## begin DATA FOR PROCESSING

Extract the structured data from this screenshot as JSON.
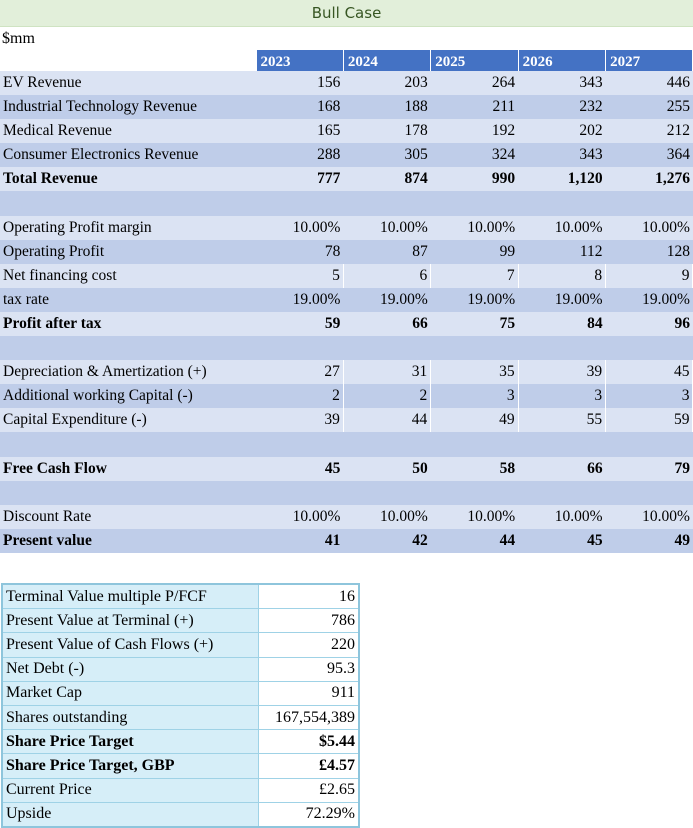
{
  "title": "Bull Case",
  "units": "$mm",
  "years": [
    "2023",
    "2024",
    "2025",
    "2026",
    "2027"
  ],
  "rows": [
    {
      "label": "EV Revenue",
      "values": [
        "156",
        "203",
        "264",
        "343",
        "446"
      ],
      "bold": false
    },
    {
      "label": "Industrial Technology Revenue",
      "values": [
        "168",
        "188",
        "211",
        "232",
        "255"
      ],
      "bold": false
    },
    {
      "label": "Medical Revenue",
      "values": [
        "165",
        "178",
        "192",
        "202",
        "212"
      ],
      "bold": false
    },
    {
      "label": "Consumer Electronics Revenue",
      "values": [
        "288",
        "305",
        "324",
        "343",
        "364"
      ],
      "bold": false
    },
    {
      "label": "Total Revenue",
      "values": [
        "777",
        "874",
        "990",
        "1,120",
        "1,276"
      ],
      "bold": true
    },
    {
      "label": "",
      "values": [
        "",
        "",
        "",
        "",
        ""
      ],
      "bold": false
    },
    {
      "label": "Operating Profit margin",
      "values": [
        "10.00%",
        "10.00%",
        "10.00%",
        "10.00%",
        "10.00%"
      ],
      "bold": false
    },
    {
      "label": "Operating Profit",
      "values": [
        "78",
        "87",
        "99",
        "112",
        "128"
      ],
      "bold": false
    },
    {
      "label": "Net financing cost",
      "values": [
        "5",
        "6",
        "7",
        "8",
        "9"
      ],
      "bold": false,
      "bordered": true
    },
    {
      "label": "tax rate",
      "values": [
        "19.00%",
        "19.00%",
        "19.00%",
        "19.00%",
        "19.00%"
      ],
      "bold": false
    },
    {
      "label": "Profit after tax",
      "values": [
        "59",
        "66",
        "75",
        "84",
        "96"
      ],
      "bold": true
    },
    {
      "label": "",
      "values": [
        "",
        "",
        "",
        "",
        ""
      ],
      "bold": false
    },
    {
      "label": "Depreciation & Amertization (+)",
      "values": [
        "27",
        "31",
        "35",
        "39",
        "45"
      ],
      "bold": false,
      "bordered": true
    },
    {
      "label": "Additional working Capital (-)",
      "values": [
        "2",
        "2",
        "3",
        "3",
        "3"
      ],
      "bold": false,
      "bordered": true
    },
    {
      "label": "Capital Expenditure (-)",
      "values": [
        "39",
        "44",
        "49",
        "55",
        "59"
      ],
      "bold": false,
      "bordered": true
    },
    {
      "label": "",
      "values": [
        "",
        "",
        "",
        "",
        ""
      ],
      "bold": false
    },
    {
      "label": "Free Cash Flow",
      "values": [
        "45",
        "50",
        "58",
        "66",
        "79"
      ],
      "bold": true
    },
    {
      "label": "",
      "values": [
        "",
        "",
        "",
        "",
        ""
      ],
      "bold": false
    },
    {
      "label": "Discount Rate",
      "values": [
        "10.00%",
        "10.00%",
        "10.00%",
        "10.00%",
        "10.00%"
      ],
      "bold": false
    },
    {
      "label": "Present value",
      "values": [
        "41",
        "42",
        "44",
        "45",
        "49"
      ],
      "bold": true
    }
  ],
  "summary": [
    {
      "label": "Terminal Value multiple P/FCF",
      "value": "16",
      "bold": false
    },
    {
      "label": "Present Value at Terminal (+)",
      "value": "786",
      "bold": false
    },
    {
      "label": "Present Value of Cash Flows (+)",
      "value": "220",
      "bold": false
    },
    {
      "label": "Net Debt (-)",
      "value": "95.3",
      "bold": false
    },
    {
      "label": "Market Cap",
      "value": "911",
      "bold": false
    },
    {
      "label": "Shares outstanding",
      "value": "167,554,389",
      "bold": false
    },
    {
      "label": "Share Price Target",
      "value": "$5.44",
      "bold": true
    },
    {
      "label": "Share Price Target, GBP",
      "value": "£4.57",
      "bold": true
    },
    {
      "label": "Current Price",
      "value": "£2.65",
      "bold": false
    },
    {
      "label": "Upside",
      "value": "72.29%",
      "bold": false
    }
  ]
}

## end DATA FOR PROCESSING

Give back all entries exactly. No pictures belong in the copy.

* _THE REPLY_:
Extract the structured data from this screenshot as JSON.
{
  "title": "Bull Case",
  "units": "$mm",
  "years": [
    "2023",
    "2024",
    "2025",
    "2026",
    "2027"
  ],
  "rows": [
    {
      "label": "EV Revenue",
      "values": [
        "156",
        "203",
        "264",
        "343",
        "446"
      ],
      "bold": false
    },
    {
      "label": "Industrial Technology Revenue",
      "values": [
        "168",
        "188",
        "211",
        "232",
        "255"
      ],
      "bold": false
    },
    {
      "label": "Medical Revenue",
      "values": [
        "165",
        "178",
        "192",
        "202",
        "212"
      ],
      "bold": false
    },
    {
      "label": "Consumer Electronics Revenue",
      "values": [
        "288",
        "305",
        "324",
        "343",
        "364"
      ],
      "bold": false
    },
    {
      "label": "Total Revenue",
      "values": [
        "777",
        "874",
        "990",
        "1,120",
        "1,276"
      ],
      "bold": true
    },
    {
      "label": "",
      "values": [
        "",
        "",
        "",
        "",
        ""
      ],
      "bold": false
    },
    {
      "label": "Operating Profit margin",
      "values": [
        "10.00%",
        "10.00%",
        "10.00%",
        "10.00%",
        "10.00%"
      ],
      "bold": false
    },
    {
      "label": "Operating Profit",
      "values": [
        "78",
        "87",
        "99",
        "112",
        "128"
      ],
      "bold": false
    },
    {
      "label": "Net financing cost",
      "values": [
        "5",
        "6",
        "7",
        "8",
        "9"
      ],
      "bold": false,
      "bordered": true
    },
    {
      "label": "tax rate",
      "values": [
        "19.00%",
        "19.00%",
        "19.00%",
        "19.00%",
        "19.00%"
      ],
      "bold": false
    },
    {
      "label": "Profit after tax",
      "values": [
        "59",
        "66",
        "75",
        "84",
        "96"
      ],
      "bold": true
    },
    {
      "label": "",
      "values": [
        "",
        "",
        "",
        "",
        ""
      ],
      "bold": false
    },
    {
      "label": "Depreciation & Amertization (+)",
      "values": [
        "27",
        "31",
        "35",
        "39",
        "45"
      ],
      "bold": false,
      "bordered": true
    },
    {
      "label": "Additional working Capital (-)",
      "values": [
        "2",
        "2",
        "3",
        "3",
        "3"
      ],
      "bold": false,
      "bordered": true
    },
    {
      "label": "Capital Expenditure (-)",
      "values": [
        "39",
        "44",
        "49",
        "55",
        "59"
      ],
      "bold": false,
      "bordered": true
    },
    {
      "label": "",
      "values": [
        "",
        "",
        "",
        "",
        ""
      ],
      "bold": false
    },
    {
      "label": "Free Cash Flow",
      "values": [
        "45",
        "50",
        "58",
        "66",
        "79"
      ],
      "bold": true
    },
    {
      "label": "",
      "values": [
        "",
        "",
        "",
        "",
        ""
      ],
      "bold": false
    },
    {
      "label": "Discount Rate",
      "values": [
        "10.00%",
        "10.00%",
        "10.00%",
        "10.00%",
        "10.00%"
      ],
      "bold": false
    },
    {
      "label": "Present value",
      "values": [
        "41",
        "42",
        "44",
        "45",
        "49"
      ],
      "bold": true
    }
  ],
  "summary": [
    {
      "label": "Terminal Value multiple P/FCF",
      "value": "16",
      "bold": false
    },
    {
      "label": "Present Value at Terminal (+)",
      "value": "786",
      "bold": false
    },
    {
      "label": "Present Value of Cash Flows (+)",
      "value": "220",
      "bold": false
    },
    {
      "label": "Net Debt (-)",
      "value": "95.3",
      "bold": false
    },
    {
      "label": "Market Cap",
      "value": "911",
      "bold": false
    },
    {
      "label": "Shares outstanding",
      "value": "167,554,389",
      "bold": false
    },
    {
      "label": "Share Price Target",
      "value": "$5.44",
      "bold": true
    },
    {
      "label": "Share Price Target, GBP",
      "value": "£4.57",
      "bold": true
    },
    {
      "label": "Current Price",
      "value": "£2.65",
      "bold": false
    },
    {
      "label": "Upside",
      "value": "72.29%",
      "bold": false
    }
  ]
}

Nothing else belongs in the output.